===== DATA FOR THIS TASK
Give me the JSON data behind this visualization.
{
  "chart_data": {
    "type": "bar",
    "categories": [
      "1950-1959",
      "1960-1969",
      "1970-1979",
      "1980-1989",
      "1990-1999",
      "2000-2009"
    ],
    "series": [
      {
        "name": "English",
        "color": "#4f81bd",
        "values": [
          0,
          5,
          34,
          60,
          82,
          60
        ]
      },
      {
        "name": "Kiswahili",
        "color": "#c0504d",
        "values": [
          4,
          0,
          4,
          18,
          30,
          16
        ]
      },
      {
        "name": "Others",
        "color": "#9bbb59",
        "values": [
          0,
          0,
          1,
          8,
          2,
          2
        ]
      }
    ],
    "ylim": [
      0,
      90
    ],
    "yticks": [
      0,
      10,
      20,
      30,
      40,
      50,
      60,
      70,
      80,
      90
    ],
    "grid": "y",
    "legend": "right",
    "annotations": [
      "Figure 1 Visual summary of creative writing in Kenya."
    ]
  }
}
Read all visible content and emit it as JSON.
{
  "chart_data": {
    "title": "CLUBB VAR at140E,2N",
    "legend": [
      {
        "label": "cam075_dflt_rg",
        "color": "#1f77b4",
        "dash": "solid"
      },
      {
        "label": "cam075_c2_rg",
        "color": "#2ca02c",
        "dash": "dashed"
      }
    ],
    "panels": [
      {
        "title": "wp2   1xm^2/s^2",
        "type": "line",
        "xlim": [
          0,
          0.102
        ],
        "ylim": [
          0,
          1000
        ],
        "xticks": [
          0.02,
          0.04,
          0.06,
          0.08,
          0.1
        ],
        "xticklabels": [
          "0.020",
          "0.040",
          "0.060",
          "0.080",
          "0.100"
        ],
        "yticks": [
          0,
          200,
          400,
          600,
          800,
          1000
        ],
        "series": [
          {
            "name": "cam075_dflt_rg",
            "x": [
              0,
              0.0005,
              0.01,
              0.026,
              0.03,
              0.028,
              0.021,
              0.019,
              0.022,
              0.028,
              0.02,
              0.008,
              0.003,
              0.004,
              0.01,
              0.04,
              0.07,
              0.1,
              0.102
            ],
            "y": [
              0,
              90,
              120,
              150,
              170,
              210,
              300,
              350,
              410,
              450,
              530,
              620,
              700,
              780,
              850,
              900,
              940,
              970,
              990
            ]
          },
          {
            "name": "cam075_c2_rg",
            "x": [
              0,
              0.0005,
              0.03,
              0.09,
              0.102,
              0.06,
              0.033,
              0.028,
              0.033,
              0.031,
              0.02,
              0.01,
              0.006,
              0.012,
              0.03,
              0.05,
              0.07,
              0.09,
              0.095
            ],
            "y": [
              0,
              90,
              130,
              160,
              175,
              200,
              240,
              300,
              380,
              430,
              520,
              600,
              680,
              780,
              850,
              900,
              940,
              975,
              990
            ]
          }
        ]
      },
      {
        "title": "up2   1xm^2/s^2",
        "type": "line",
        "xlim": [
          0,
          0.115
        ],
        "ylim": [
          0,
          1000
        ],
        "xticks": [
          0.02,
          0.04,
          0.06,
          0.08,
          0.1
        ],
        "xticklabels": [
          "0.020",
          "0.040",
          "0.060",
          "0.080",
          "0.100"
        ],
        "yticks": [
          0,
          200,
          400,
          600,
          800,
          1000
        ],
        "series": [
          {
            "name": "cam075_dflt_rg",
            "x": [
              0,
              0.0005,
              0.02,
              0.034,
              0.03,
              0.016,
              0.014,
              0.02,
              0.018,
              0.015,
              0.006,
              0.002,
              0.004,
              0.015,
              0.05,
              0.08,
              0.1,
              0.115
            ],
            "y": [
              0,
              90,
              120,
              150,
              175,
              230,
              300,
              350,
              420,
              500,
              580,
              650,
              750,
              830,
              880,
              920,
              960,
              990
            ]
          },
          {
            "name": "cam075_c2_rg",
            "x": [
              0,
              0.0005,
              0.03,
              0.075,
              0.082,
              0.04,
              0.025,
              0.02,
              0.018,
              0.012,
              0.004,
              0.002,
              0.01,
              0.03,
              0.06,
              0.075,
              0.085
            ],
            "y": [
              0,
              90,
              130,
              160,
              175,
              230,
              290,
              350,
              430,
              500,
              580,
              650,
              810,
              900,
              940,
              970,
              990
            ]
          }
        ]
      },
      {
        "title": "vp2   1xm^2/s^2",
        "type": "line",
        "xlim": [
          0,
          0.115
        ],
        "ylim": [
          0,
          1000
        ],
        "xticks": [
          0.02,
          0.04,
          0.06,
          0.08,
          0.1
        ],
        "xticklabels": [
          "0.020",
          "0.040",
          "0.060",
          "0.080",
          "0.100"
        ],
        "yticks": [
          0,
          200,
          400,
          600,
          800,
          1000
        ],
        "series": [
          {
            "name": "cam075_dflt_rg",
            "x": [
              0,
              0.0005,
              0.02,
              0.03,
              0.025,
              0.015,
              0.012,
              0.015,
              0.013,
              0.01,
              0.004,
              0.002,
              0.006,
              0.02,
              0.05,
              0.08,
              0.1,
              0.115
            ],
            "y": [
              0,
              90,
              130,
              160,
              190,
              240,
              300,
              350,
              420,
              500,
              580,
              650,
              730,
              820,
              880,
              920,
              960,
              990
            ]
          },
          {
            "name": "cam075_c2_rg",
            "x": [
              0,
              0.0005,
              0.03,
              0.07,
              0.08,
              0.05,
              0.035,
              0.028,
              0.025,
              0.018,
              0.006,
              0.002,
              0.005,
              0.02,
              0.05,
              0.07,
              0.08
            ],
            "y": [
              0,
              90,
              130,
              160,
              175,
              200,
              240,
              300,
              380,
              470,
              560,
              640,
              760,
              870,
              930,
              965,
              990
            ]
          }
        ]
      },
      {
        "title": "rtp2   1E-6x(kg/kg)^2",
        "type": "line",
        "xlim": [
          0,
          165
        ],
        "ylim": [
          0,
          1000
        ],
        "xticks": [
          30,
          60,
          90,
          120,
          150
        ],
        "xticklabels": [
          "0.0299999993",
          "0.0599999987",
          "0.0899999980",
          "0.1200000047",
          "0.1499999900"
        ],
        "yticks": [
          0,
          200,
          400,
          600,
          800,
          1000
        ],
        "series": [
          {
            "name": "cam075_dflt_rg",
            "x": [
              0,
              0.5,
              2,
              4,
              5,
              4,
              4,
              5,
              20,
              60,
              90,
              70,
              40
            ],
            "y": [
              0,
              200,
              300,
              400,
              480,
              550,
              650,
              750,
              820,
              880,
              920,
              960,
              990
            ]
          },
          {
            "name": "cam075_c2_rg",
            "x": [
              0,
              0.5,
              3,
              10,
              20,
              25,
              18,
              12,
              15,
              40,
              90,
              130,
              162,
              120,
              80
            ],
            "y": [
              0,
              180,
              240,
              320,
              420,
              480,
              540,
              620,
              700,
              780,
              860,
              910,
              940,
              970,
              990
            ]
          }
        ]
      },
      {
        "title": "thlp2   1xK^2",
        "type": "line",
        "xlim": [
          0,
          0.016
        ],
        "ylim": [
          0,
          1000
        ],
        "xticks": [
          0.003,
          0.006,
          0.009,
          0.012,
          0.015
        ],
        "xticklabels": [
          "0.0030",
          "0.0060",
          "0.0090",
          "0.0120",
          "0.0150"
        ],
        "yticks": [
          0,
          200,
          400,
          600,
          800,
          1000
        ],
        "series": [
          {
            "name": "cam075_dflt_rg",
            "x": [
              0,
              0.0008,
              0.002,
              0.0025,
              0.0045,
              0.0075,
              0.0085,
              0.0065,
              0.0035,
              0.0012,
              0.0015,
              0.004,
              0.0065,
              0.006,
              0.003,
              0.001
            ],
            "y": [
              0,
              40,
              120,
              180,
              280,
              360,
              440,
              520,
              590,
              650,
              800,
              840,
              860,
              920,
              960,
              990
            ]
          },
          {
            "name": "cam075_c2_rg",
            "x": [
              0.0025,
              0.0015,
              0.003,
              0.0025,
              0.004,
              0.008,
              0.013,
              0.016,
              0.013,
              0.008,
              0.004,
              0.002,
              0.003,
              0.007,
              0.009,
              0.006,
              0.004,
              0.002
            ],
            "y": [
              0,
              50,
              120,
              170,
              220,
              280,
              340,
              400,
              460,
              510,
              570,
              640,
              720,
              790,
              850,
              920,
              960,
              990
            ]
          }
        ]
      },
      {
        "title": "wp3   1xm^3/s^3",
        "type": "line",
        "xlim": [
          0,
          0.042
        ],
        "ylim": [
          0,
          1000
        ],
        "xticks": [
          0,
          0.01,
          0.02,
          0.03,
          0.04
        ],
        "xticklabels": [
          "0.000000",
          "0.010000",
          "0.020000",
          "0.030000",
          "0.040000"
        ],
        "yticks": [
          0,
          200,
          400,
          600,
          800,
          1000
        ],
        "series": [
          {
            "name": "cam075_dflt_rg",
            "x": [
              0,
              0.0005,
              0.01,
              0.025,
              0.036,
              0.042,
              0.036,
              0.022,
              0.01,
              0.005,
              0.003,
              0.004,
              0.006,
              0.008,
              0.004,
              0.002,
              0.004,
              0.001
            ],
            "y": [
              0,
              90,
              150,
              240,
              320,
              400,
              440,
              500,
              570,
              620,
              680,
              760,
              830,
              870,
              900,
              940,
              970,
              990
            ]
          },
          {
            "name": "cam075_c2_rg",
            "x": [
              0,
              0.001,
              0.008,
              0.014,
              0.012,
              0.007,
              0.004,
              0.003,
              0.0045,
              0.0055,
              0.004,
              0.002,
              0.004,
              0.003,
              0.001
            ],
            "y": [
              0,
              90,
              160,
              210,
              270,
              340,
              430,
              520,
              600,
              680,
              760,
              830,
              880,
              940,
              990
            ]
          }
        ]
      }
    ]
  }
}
==========
§ **INSTRUCTIONS TO FOLLOW**
Count how many lines in the data above hold the string "JSON", and give the number with no other words.

§ **EXERCISE ANSWER**
2